# [PROBLEM TO SOLVE]
Your task is to transcribe the records exactly, skipping every image.

# [DATASET RECORDS]
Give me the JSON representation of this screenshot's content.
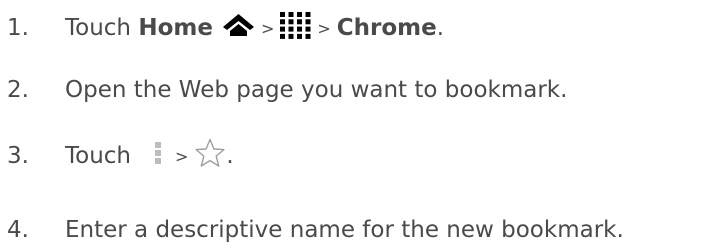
{
  "colors": {
    "text": "#4a4a4a",
    "icon_dark": "#000000",
    "icon_light": "#bdbdbd"
  },
  "steps": [
    {
      "number": "1.",
      "touch": "Touch",
      "home": "Home",
      "sep1": ">",
      "sep2": ">",
      "chrome": "Chrome",
      "end": ".",
      "icons": [
        "home-icon",
        "apps-grid-icon"
      ]
    },
    {
      "number": "2.",
      "text": "Open the Web page you want to bookmark."
    },
    {
      "number": "3.",
      "touch": "Touch",
      "sep": ">",
      "end": ".",
      "icons": [
        "menu-dots-icon",
        "star-outline-icon"
      ]
    },
    {
      "number": "4.",
      "text": "Enter a descriptive name for the new bookmark."
    }
  ]
}
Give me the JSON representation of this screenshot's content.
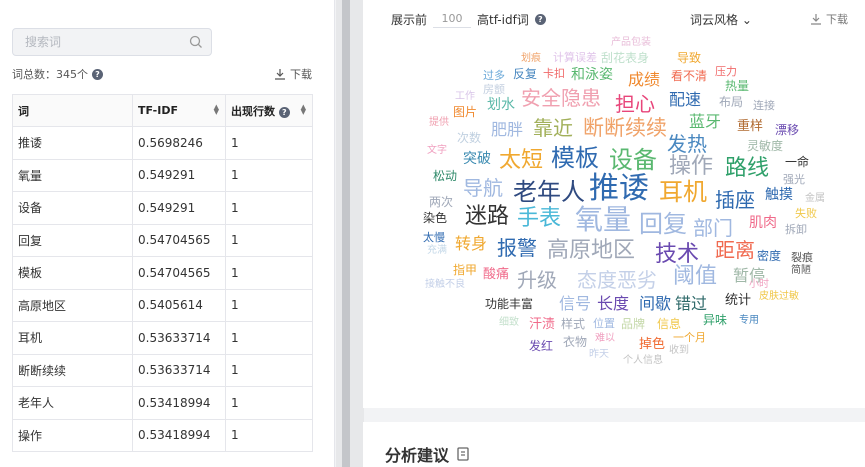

# [RESULT FOR THIS EXERCISE]
Give me the JSON representation of this screenshot's content.
{
  "colors": {
    "text": "#4a4a4a",
    "icon_dark": "#000000",
    "icon_light": "#bdbdbd"
  },
  "steps": [
    {
      "number": "1.",
      "touch": "Touch",
      "home": "Home",
      "sep1": ">",
      "sep2": ">",
      "chrome": "Chrome",
      "end": ".",
      "icons": [
        "home-icon",
        "apps-grid-icon"
      ]
    },
    {
      "number": "2.",
      "text": "Open the Web page you want to bookmark."
    },
    {
      "number": "3.",
      "touch": "Touch",
      "sep": ">",
      "end": ".",
      "icons": [
        "menu-dots-icon",
        "star-outline-icon"
      ]
    },
    {
      "number": "4.",
      "text": "Enter a descriptive name for the new bookmark."
    }
  ]
}
Give me the JSON representation of this screenshot's content.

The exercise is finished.